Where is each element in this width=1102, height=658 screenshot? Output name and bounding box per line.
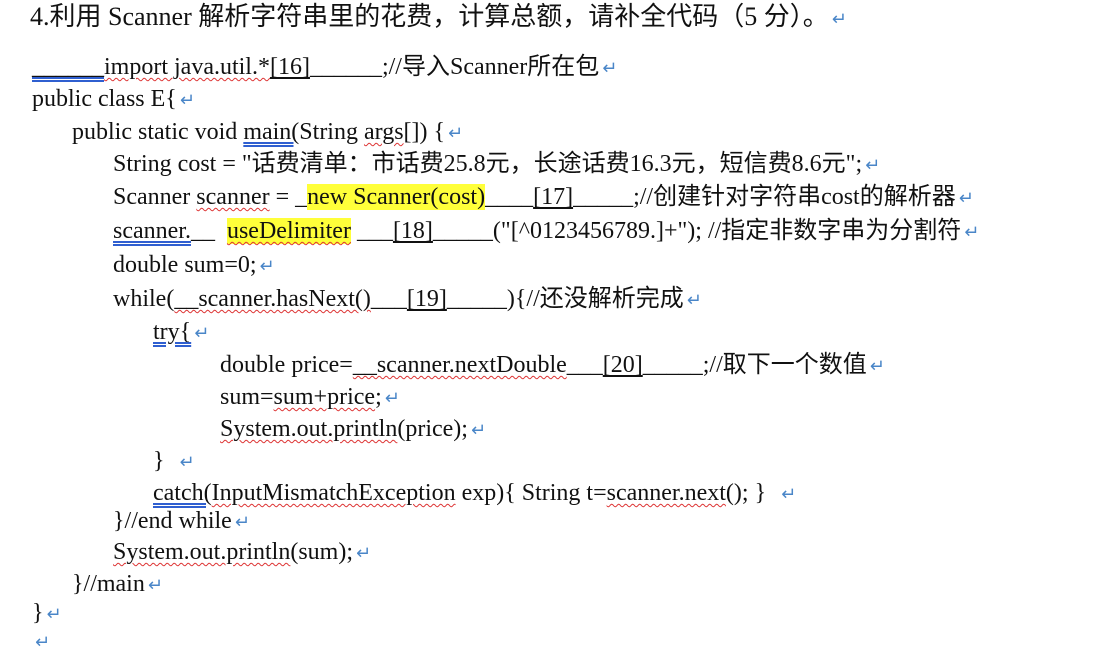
price-comment: ;//取下一个数值 bbox=[702, 352, 867, 378]
delimiter-args: ("[^0123456789.]+"); //指定非数字串为分割符 bbox=[492, 218, 962, 244]
paragraph-mark-icon: ↵ bbox=[194, 323, 210, 344]
catch-body: exp){ String t= bbox=[455, 480, 607, 506]
blank-19-number[interactable]: [19] bbox=[407, 286, 447, 312]
code-line-scanner: Scanner scanner = _new Scanner(cost)____… bbox=[113, 182, 974, 214]
code-line-main: public static void main(String args[]) {… bbox=[72, 117, 463, 149]
blank-18-mid[interactable]: ___ bbox=[357, 218, 393, 244]
scanner-next-call: scanner.next bbox=[606, 480, 726, 506]
try-keyword: try{ bbox=[153, 319, 192, 345]
paragraph-mark-icon: ↵ bbox=[448, 123, 464, 144]
scanner-type: Scanner bbox=[113, 184, 197, 210]
paragraph-mark-icon: ↵ bbox=[234, 512, 250, 533]
try-close: } bbox=[153, 448, 165, 474]
price-declaration: double price= bbox=[220, 352, 353, 378]
paragraph-mark-icon: ↵ bbox=[686, 290, 702, 311]
while-close: }//end while bbox=[113, 508, 232, 534]
code-line-price: double price=__scanner.nextDouble___[20]… bbox=[220, 350, 885, 382]
blank-20-tail[interactable]: _____ bbox=[643, 352, 703, 378]
answer-20: __scanner.nextDouble bbox=[352, 352, 567, 378]
sum-assign: sum= bbox=[220, 384, 274, 410]
sum-end: ; bbox=[375, 384, 382, 410]
main-modifiers: public static void bbox=[72, 119, 244, 145]
main-method-name: main( bbox=[243, 119, 300, 145]
code-line-try: try{↵ bbox=[153, 317, 209, 349]
class-close: } bbox=[32, 600, 44, 626]
println-args: (price); bbox=[397, 416, 468, 442]
paragraph-mark-icon: ↵ bbox=[46, 604, 62, 625]
cost-declaration: String cost = "话费清单：市话费25.8元，长途话费16.3元，短… bbox=[113, 151, 863, 177]
println-sum-call: System.out.println bbox=[113, 539, 291, 565]
blank-17-lead[interactable]: ____ bbox=[485, 184, 533, 210]
paragraph-mark-icon: ↵ bbox=[781, 484, 797, 505]
paragraph-mark-icon: ↵ bbox=[831, 9, 847, 30]
answer-18: useDelimiter bbox=[226, 218, 351, 244]
scanner-comment: ;//创建针对字符串cost的解析器 bbox=[633, 184, 956, 210]
code-line-print-sum: System.out.println(sum); ↵ bbox=[113, 537, 371, 569]
code-line-try-end: } ↵ bbox=[153, 446, 195, 478]
paragraph-mark-icon: ↵ bbox=[958, 188, 974, 209]
paragraph-mark-icon: ↵ bbox=[356, 543, 372, 564]
println-sum-args: (sum); bbox=[290, 539, 354, 565]
code-line-sum: double sum=0; ↵ bbox=[113, 250, 275, 282]
blank-16-number[interactable]: [16] bbox=[270, 54, 310, 80]
paragraph-mark-icon: ↵ bbox=[35, 632, 51, 653]
scanner-ref: scanner. bbox=[113, 218, 191, 244]
blank-16-lead[interactable]: ______ bbox=[32, 54, 104, 80]
blank-20-number[interactable]: [20] bbox=[603, 352, 643, 378]
paragraph-mark-icon: ↵ bbox=[259, 256, 275, 277]
exception-type: InputMismatchException bbox=[211, 480, 456, 506]
code-line-empty: ↵ bbox=[32, 626, 50, 658]
main-param-name: args bbox=[363, 119, 404, 145]
import-comment: ;//导入Scanner所在包 bbox=[381, 54, 600, 80]
paragraph-mark-icon: ↵ bbox=[179, 452, 195, 473]
paragraph-mark-icon: ↵ bbox=[147, 575, 163, 596]
sum-expression: sum+price bbox=[273, 384, 376, 410]
code-line-main-end: }//main ↵ bbox=[72, 569, 163, 601]
code-line-accumulate: sum=sum+price; ↵ bbox=[220, 382, 400, 414]
catch-end: (); } bbox=[725, 480, 767, 506]
import-statement: import java.util.* bbox=[104, 54, 270, 80]
blank-19-lead[interactable]: ___ bbox=[371, 286, 407, 312]
paragraph-mark-icon: ↵ bbox=[964, 222, 980, 243]
paragraph-mark-icon: ↵ bbox=[869, 356, 885, 377]
blank-19-tail[interactable]: _____ bbox=[447, 286, 507, 312]
question-title: 4.利用 Scanner 解析字符串里的花费，计算总额，请补全代码（5 分）。 ↵ bbox=[30, 2, 847, 35]
paragraph-mark-icon: ↵ bbox=[179, 90, 195, 111]
answer-19: __scanner.hasNext() bbox=[174, 286, 371, 312]
paragraph-mark-icon: ↵ bbox=[470, 420, 487, 441]
while-comment: ){//还没解析完成 bbox=[506, 286, 684, 312]
blank-18-tail[interactable]: _____ bbox=[433, 218, 493, 244]
paragraph-mark-icon: ↵ bbox=[602, 58, 618, 79]
main-close: }//main bbox=[72, 571, 145, 597]
code-line-class: public class E{↵ bbox=[32, 84, 195, 116]
blank-18-lead[interactable]: __ bbox=[191, 218, 215, 244]
blank-16-tail[interactable]: ______ bbox=[310, 54, 382, 80]
code-line-while-end: }//end while ↵ bbox=[113, 506, 250, 538]
paragraph-mark-icon: ↵ bbox=[384, 388, 400, 409]
code-line-import: ______import java.util.*[16]______;//导入S… bbox=[32, 52, 617, 84]
code-line-while: while(__scanner.hasNext()___[19]_____){/… bbox=[113, 284, 702, 316]
blank-17-tail[interactable]: _____ bbox=[573, 184, 633, 210]
catch-keyword: catch( bbox=[153, 480, 212, 506]
blank-18-number[interactable]: [18] bbox=[393, 218, 433, 244]
class-declaration: public class E{ bbox=[32, 86, 177, 112]
main-signature-rest: []) { bbox=[403, 119, 446, 145]
main-param-type: String bbox=[299, 119, 364, 145]
paragraph-mark-icon: ↵ bbox=[865, 155, 881, 176]
sum-declaration: double sum=0; bbox=[113, 252, 257, 278]
code-line-print-price: System.out.println(price); ↵ bbox=[220, 414, 486, 446]
blank-17-number[interactable]: [17] bbox=[533, 184, 573, 210]
println-call: System.out.println bbox=[220, 416, 398, 442]
answer-17: new Scanner(cost) bbox=[307, 184, 486, 210]
code-line-delimiter: scanner.__ useDelimiter ___[18]_____("[^… bbox=[113, 216, 979, 248]
code-line-cost: String cost = "话费清单：市话费25.8元，长途话费16.3元，短… bbox=[113, 149, 880, 181]
scanner-variable: scanner bbox=[196, 184, 270, 210]
while-keyword: while( bbox=[113, 286, 175, 312]
scanner-assign: = _ bbox=[269, 184, 308, 210]
blank-20-lead[interactable]: ___ bbox=[567, 352, 603, 378]
question-title-text: 4.利用 Scanner 解析字符串里的花费，计算总额，请补全代码（5 分）。 bbox=[30, 2, 829, 31]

Written task:
Collect every line above that contains the string "util", treating uppercase and lowercase as distinct.

The completed task:
import-statement: import java.util.* bbox=[104, 54, 270, 80]
code-line-import: ______import java.util.*[16]______;//导入S… bbox=[32, 52, 617, 84]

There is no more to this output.